WORK TO BE COMPLETED: Gather every line below where "モンスターストライク" appears.

________

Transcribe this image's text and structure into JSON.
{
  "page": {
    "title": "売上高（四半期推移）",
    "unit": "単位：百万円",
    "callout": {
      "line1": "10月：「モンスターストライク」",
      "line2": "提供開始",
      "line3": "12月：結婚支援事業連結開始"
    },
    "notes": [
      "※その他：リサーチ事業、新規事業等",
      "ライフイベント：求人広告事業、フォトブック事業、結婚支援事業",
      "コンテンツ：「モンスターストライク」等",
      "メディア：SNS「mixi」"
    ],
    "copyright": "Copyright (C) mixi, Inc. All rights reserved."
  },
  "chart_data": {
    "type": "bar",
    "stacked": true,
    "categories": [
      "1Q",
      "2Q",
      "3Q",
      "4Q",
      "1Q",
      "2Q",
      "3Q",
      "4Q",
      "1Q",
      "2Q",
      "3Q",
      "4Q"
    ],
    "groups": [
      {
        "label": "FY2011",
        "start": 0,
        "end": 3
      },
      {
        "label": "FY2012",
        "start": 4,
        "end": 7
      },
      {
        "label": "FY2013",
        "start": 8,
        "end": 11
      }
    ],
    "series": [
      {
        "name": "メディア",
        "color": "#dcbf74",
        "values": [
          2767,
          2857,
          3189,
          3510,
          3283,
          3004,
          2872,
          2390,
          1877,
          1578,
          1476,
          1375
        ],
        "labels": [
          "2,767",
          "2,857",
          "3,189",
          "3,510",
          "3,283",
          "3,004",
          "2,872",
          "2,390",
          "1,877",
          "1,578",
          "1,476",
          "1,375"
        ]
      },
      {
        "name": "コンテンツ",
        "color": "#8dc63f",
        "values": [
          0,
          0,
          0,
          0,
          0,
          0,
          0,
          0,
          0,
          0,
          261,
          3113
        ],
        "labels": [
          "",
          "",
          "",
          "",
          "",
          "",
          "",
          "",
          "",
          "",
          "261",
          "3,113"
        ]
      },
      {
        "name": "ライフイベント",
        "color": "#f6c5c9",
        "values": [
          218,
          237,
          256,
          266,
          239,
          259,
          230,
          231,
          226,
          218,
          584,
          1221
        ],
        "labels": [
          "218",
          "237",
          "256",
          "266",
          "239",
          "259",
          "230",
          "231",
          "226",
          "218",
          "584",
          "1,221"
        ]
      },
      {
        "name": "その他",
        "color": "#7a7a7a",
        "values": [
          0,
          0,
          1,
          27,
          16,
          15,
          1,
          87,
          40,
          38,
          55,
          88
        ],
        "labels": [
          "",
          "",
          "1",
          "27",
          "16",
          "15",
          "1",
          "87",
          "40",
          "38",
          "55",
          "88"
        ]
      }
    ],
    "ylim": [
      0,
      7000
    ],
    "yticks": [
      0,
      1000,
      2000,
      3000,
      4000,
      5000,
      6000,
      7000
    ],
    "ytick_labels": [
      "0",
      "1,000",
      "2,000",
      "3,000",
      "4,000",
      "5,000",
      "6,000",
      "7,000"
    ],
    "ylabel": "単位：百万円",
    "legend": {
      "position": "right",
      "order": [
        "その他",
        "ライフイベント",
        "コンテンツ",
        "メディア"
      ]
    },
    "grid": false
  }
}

________

SOLUTION:
      "line1": "10月：「モンスターストライク」",
      "コンテンツ：「モンスターストライク」等",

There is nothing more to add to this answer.